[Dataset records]
• • •

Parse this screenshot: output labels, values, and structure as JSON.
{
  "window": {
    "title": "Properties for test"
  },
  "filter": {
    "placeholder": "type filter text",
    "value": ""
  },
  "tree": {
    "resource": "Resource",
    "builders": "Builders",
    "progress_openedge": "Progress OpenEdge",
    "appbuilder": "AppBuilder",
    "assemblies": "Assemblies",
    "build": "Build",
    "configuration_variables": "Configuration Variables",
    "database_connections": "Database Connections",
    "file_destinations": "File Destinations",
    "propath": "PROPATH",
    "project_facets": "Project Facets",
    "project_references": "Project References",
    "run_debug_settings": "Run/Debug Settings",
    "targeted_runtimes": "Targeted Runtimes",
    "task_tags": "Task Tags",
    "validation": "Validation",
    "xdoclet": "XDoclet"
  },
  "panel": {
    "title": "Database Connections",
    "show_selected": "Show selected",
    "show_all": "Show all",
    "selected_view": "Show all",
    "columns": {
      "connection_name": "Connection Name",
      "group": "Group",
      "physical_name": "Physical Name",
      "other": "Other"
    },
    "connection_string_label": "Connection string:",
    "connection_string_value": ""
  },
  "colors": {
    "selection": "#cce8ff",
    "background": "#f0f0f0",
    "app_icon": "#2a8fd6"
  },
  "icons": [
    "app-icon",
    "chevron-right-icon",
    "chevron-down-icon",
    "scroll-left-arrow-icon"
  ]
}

• • •

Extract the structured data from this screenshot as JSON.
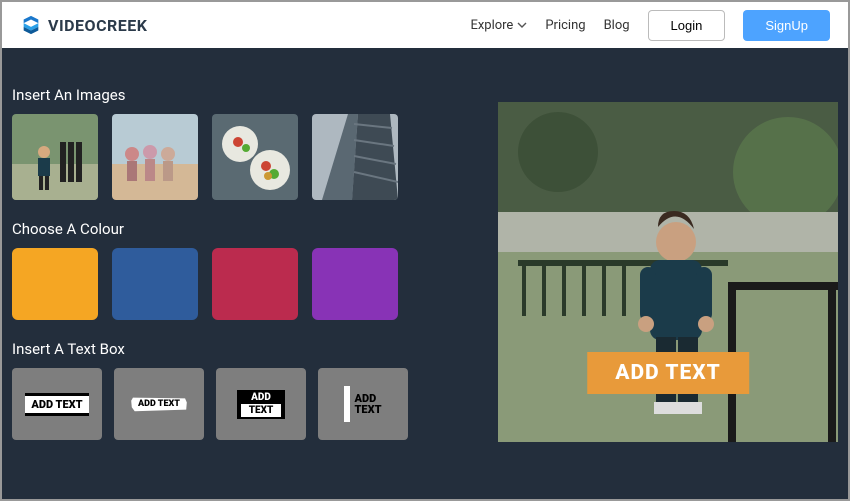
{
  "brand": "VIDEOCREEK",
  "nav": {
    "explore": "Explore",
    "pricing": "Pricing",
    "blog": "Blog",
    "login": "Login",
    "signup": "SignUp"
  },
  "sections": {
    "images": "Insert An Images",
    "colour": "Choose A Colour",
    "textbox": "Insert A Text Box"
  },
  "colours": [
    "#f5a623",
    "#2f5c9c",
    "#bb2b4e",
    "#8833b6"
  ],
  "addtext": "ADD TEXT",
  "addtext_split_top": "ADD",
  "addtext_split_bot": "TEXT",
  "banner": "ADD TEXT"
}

• • •

Task directions —
Return each line of the data that contains the string "screenshot".

Answer to this task —
Parse this screenshot: output labels, values, and structure as JSON.
Extract the structured data from this screenshot as JSON.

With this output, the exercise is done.